Your task is to print all of the data word for word.

=-=-=

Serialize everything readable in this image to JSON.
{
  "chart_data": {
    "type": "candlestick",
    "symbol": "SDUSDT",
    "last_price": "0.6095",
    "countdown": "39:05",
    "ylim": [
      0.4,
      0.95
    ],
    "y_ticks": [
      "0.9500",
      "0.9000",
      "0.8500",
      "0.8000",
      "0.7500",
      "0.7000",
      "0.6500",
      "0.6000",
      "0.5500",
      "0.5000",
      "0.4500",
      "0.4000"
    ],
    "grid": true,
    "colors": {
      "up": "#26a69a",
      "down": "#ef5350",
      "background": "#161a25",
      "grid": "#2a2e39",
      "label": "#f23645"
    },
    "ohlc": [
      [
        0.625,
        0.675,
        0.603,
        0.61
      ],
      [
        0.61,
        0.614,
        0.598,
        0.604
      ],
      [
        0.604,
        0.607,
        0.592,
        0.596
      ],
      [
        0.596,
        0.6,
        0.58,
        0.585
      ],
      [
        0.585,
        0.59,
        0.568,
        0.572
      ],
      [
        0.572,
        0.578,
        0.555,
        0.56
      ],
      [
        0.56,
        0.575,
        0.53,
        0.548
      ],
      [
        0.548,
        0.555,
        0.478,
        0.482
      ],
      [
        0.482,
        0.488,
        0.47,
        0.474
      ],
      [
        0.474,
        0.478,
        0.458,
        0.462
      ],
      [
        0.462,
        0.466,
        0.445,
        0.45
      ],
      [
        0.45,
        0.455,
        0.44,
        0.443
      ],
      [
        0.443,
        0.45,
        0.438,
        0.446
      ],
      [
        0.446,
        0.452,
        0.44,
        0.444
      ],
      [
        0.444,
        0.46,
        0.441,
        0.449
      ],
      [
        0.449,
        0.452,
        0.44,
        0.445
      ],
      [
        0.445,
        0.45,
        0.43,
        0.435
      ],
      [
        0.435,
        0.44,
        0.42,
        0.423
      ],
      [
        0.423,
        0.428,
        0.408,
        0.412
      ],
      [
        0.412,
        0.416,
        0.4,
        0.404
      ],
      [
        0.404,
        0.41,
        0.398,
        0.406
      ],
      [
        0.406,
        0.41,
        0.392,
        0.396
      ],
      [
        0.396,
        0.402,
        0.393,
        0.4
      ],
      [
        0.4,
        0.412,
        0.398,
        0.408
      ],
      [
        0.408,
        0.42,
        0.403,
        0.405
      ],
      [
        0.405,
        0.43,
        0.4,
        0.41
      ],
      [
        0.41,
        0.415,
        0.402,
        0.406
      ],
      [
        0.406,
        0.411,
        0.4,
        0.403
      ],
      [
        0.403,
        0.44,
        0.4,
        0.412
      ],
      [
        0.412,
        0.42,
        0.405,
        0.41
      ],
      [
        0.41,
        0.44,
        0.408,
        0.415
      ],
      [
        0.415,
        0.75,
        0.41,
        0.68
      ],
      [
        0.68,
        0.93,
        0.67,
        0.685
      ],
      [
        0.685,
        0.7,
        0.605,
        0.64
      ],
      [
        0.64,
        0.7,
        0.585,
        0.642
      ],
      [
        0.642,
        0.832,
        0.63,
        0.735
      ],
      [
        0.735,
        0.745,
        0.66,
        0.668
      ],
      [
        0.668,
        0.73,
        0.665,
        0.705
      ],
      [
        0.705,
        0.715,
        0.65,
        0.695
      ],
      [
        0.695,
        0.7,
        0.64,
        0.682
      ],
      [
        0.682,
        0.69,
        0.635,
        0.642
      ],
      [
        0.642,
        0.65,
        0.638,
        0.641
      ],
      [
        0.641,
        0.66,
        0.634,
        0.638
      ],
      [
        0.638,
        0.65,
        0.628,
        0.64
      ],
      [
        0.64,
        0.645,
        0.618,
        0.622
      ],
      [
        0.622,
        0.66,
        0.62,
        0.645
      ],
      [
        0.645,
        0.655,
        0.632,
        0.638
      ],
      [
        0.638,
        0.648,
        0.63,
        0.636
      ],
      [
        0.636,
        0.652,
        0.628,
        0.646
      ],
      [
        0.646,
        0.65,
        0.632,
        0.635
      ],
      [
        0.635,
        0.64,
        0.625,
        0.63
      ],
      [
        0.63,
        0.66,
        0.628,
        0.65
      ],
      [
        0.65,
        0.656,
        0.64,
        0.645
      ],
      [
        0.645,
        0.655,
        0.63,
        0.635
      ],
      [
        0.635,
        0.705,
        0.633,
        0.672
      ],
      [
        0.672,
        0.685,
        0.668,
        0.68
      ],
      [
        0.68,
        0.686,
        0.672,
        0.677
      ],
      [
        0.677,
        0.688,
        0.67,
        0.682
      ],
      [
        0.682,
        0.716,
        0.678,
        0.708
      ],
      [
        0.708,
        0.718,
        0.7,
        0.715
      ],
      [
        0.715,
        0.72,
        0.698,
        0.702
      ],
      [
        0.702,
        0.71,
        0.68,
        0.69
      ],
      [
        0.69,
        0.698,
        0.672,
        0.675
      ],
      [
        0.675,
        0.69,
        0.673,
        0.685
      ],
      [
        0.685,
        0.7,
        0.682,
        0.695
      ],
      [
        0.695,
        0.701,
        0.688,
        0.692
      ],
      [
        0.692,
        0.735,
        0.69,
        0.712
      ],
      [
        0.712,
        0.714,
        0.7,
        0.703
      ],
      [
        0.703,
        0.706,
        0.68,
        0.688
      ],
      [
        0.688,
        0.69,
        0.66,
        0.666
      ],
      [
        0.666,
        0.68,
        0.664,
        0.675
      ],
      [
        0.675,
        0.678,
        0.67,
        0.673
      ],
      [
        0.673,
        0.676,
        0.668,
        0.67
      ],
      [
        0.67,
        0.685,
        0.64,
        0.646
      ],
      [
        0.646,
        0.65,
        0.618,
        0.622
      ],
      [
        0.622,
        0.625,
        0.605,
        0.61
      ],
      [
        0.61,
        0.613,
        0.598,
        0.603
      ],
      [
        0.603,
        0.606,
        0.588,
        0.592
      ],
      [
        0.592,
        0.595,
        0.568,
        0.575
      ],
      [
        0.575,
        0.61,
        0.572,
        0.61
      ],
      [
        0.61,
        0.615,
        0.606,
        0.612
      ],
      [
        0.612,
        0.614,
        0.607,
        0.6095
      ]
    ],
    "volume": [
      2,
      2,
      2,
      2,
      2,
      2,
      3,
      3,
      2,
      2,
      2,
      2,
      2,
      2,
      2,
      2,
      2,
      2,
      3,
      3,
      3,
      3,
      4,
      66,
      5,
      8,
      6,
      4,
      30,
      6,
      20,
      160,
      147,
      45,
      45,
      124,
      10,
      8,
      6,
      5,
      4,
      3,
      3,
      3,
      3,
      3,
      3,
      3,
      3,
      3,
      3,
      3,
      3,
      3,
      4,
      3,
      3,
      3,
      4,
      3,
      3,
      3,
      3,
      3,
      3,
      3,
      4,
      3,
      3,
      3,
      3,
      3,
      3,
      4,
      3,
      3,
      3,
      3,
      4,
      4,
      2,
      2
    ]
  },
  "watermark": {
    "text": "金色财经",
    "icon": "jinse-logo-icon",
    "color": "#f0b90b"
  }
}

=-=-=

- [In response]:
Serialize everything readable in this image to JSON.
{
  "chart_data": {
    "type": "candlestick",
    "symbol": "SDUSDT",
    "last_price": "0.6095",
    "countdown": "39:05",
    "ylim": [
      0.4,
      0.95
    ],
    "y_ticks": [
      "0.9500",
      "0.9000",
      "0.8500",
      "0.8000",
      "0.7500",
      "0.7000",
      "0.6500",
      "0.6000",
      "0.5500",
      "0.5000",
      "0.4500",
      "0.4000"
    ],
    "grid": true,
    "colors": {
      "up": "#26a69a",
      "down": "#ef5350",
      "background": "#161a25",
      "grid": "#2a2e39",
      "label": "#f23645"
    },
    "ohlc": [
      [
        0.625,
        0.675,
        0.603,
        0.61
      ],
      [
        0.61,
        0.614,
        0.598,
        0.604
      ],
      [
        0.604,
        0.607,
        0.592,
        0.596
      ],
      [
        0.596,
        0.6,
        0.58,
        0.585
      ],
      [
        0.585,
        0.59,
        0.568,
        0.572
      ],
      [
        0.572,
        0.578,
        0.555,
        0.56
      ],
      [
        0.56,
        0.575,
        0.53,
        0.548
      ],
      [
        0.548,
        0.555,
        0.478,
        0.482
      ],
      [
        0.482,
        0.488,
        0.47,
        0.474
      ],
      [
        0.474,
        0.478,
        0.458,
        0.462
      ],
      [
        0.462,
        0.466,
        0.445,
        0.45
      ],
      [
        0.45,
        0.455,
        0.44,
        0.443
      ],
      [
        0.443,
        0.45,
        0.438,
        0.446
      ],
      [
        0.446,
        0.452,
        0.44,
        0.444
      ],
      [
        0.444,
        0.46,
        0.441,
        0.449
      ],
      [
        0.449,
        0.452,
        0.44,
        0.445
      ],
      [
        0.445,
        0.45,
        0.43,
        0.435
      ],
      [
        0.435,
        0.44,
        0.42,
        0.423
      ],
      [
        0.423,
        0.428,
        0.408,
        0.412
      ],
      [
        0.412,
        0.416,
        0.4,
        0.404
      ],
      [
        0.404,
        0.41,
        0.398,
        0.406
      ],
      [
        0.406,
        0.41,
        0.392,
        0.396
      ],
      [
        0.396,
        0.402,
        0.393,
        0.4
      ],
      [
        0.4,
        0.412,
        0.398,
        0.408
      ],
      [
        0.408,
        0.42,
        0.403,
        0.405
      ],
      [
        0.405,
        0.43,
        0.4,
        0.41
      ],
      [
        0.41,
        0.415,
        0.402,
        0.406
      ],
      [
        0.406,
        0.411,
        0.4,
        0.403
      ],
      [
        0.403,
        0.44,
        0.4,
        0.412
      ],
      [
        0.412,
        0.42,
        0.405,
        0.41
      ],
      [
        0.41,
        0.44,
        0.408,
        0.415
      ],
      [
        0.415,
        0.75,
        0.41,
        0.68
      ],
      [
        0.68,
        0.93,
        0.67,
        0.685
      ],
      [
        0.685,
        0.7,
        0.605,
        0.64
      ],
      [
        0.64,
        0.7,
        0.585,
        0.642
      ],
      [
        0.642,
        0.832,
        0.63,
        0.735
      ],
      [
        0.735,
        0.745,
        0.66,
        0.668
      ],
      [
        0.668,
        0.73,
        0.665,
        0.705
      ],
      [
        0.705,
        0.715,
        0.65,
        0.695
      ],
      [
        0.695,
        0.7,
        0.64,
        0.682
      ],
      [
        0.682,
        0.69,
        0.635,
        0.642
      ],
      [
        0.642,
        0.65,
        0.638,
        0.641
      ],
      [
        0.641,
        0.66,
        0.634,
        0.638
      ],
      [
        0.638,
        0.65,
        0.628,
        0.64
      ],
      [
        0.64,
        0.645,
        0.618,
        0.622
      ],
      [
        0.622,
        0.66,
        0.62,
        0.645
      ],
      [
        0.645,
        0.655,
        0.632,
        0.638
      ],
      [
        0.638,
        0.648,
        0.63,
        0.636
      ],
      [
        0.636,
        0.652,
        0.628,
        0.646
      ],
      [
        0.646,
        0.65,
        0.632,
        0.635
      ],
      [
        0.635,
        0.64,
        0.625,
        0.63
      ],
      [
        0.63,
        0.66,
        0.628,
        0.65
      ],
      [
        0.65,
        0.656,
        0.64,
        0.645
      ],
      [
        0.645,
        0.655,
        0.63,
        0.635
      ],
      [
        0.635,
        0.705,
        0.633,
        0.672
      ],
      [
        0.672,
        0.685,
        0.668,
        0.68
      ],
      [
        0.68,
        0.686,
        0.672,
        0.677
      ],
      [
        0.677,
        0.688,
        0.67,
        0.682
      ],
      [
        0.682,
        0.716,
        0.678,
        0.708
      ],
      [
        0.708,
        0.718,
        0.7,
        0.715
      ],
      [
        0.715,
        0.72,
        0.698,
        0.702
      ],
      [
        0.702,
        0.71,
        0.68,
        0.69
      ],
      [
        0.69,
        0.698,
        0.672,
        0.675
      ],
      [
        0.675,
        0.69,
        0.673,
        0.685
      ],
      [
        0.685,
        0.7,
        0.682,
        0.695
      ],
      [
        0.695,
        0.701,
        0.688,
        0.692
      ],
      [
        0.692,
        0.735,
        0.69,
        0.712
      ],
      [
        0.712,
        0.714,
        0.7,
        0.703
      ],
      [
        0.703,
        0.706,
        0.68,
        0.688
      ],
      [
        0.688,
        0.69,
        0.66,
        0.666
      ],
      [
        0.666,
        0.68,
        0.664,
        0.675
      ],
      [
        0.675,
        0.678,
        0.67,
        0.673
      ],
      [
        0.673,
        0.676,
        0.668,
        0.67
      ],
      [
        0.67,
        0.685,
        0.64,
        0.646
      ],
      [
        0.646,
        0.65,
        0.618,
        0.622
      ],
      [
        0.622,
        0.625,
        0.605,
        0.61
      ],
      [
        0.61,
        0.613,
        0.598,
        0.603
      ],
      [
        0.603,
        0.606,
        0.588,
        0.592
      ],
      [
        0.592,
        0.595,
        0.568,
        0.575
      ],
      [
        0.575,
        0.61,
        0.572,
        0.61
      ],
      [
        0.61,
        0.615,
        0.606,
        0.612
      ],
      [
        0.612,
        0.614,
        0.607,
        0.6095
      ]
    ],
    "volume": [
      2,
      2,
      2,
      2,
      2,
      2,
      3,
      3,
      2,
      2,
      2,
      2,
      2,
      2,
      2,
      2,
      2,
      2,
      3,
      3,
      3,
      3,
      4,
      66,
      5,
      8,
      6,
      4,
      30,
      6,
      20,
      160,
      147,
      45,
      45,
      124,
      10,
      8,
      6,
      5,
      4,
      3,
      3,
      3,
      3,
      3,
      3,
      3,
      3,
      3,
      3,
      3,
      3,
      3,
      4,
      3,
      3,
      3,
      4,
      3,
      3,
      3,
      3,
      3,
      3,
      3,
      4,
      3,
      3,
      3,
      3,
      3,
      3,
      4,
      3,
      3,
      3,
      3,
      4,
      4,
      2,
      2
    ]
  },
  "watermark": {
    "text": "金色财经",
    "icon": "jinse-logo-icon",
    "color": "#f0b90b"
  }
}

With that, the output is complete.